(Figure record listings)
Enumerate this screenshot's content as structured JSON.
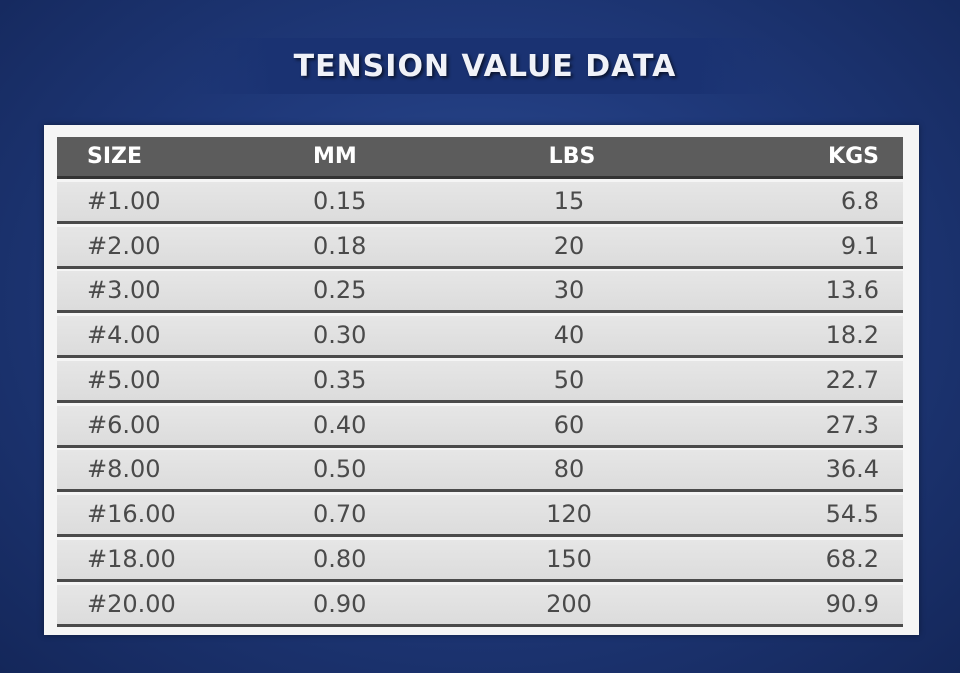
{
  "title": "TENSION VALUE DATA",
  "chart_data": {
    "type": "table",
    "title": "TENSION VALUE DATA",
    "columns": [
      "SIZE",
      "MM",
      "LBS",
      "KGS"
    ],
    "rows": [
      [
        "#1.00",
        "0.15",
        "15",
        "6.8"
      ],
      [
        "#2.00",
        "0.18",
        "20",
        "9.1"
      ],
      [
        "#3.00",
        "0.25",
        "30",
        "13.6"
      ],
      [
        "#4.00",
        "0.30",
        "40",
        "18.2"
      ],
      [
        "#5.00",
        "0.35",
        "50",
        "22.7"
      ],
      [
        "#6.00",
        "0.40",
        "60",
        "27.3"
      ],
      [
        "#8.00",
        "0.50",
        "80",
        "36.4"
      ],
      [
        "#16.00",
        "0.70",
        "120",
        "54.5"
      ],
      [
        "#18.00",
        "0.80",
        "150",
        "68.2"
      ],
      [
        "#20.00",
        "0.90",
        "200",
        "90.9"
      ]
    ]
  },
  "colors": {
    "background": "#203a7c",
    "header_bg": "#5c5c5c",
    "row_bg": "#e2e2e2",
    "text": "#4a4a4a"
  }
}
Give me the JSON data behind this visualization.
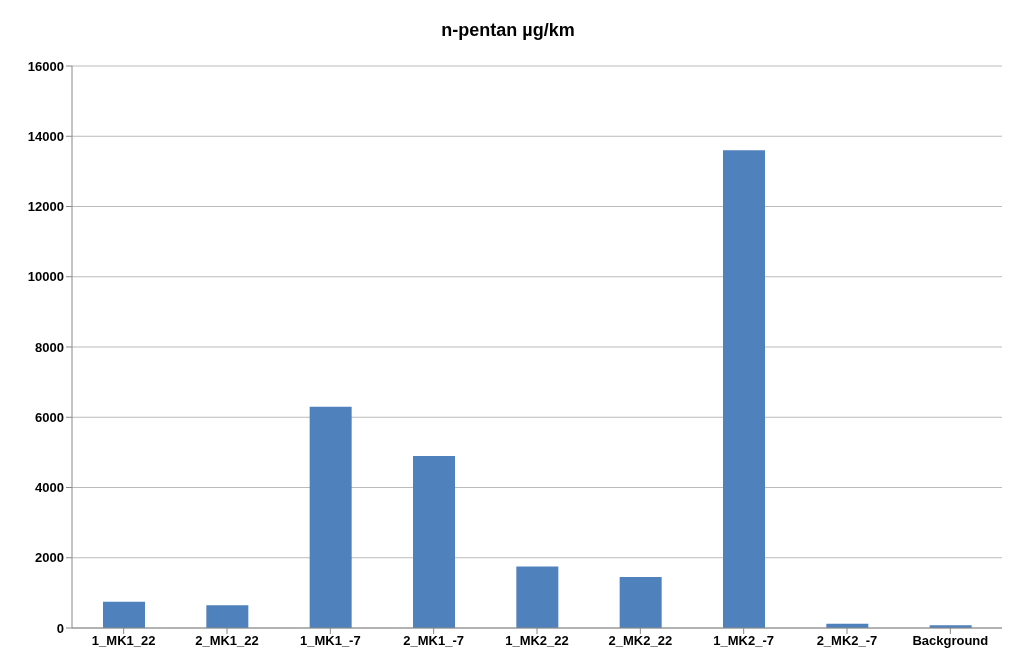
{
  "chart_data": {
    "type": "bar",
    "title": "n-pentan µg/km",
    "categories": [
      "1_MK1_22",
      "2_MK1_22",
      "1_MK1_-7",
      "2_MK1_-7",
      "1_MK2_22",
      "2_MK2_22",
      "1_MK2_-7",
      "2_MK2_-7",
      "Background"
    ],
    "values": [
      750,
      650,
      6300,
      4900,
      1750,
      1450,
      13600,
      120,
      80
    ],
    "color": "#4f81bd",
    "ylim": [
      0,
      16000
    ],
    "yticks": [
      0,
      2000,
      4000,
      6000,
      8000,
      10000,
      12000,
      14000,
      16000
    ],
    "grid": "y"
  }
}
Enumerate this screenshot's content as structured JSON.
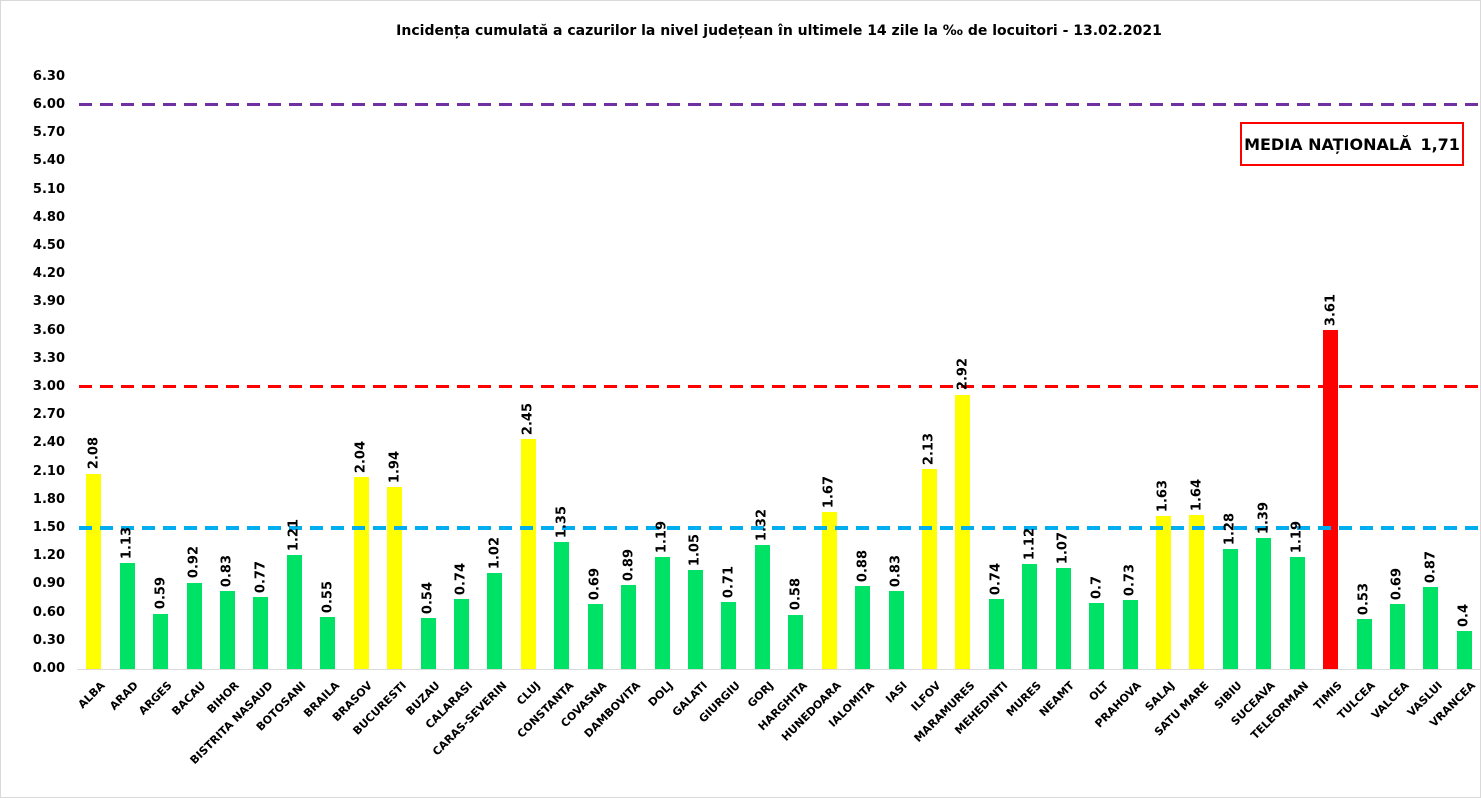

WHAT IS ASKED »
Check every line of the data above for the string "title", and copy those that have it.

PROBLEM SOLUTION »
  "title": "TENSION VALUE DATA",
    "title": "TENSION VALUE DATA",
    "title": "n-pentan µg/km",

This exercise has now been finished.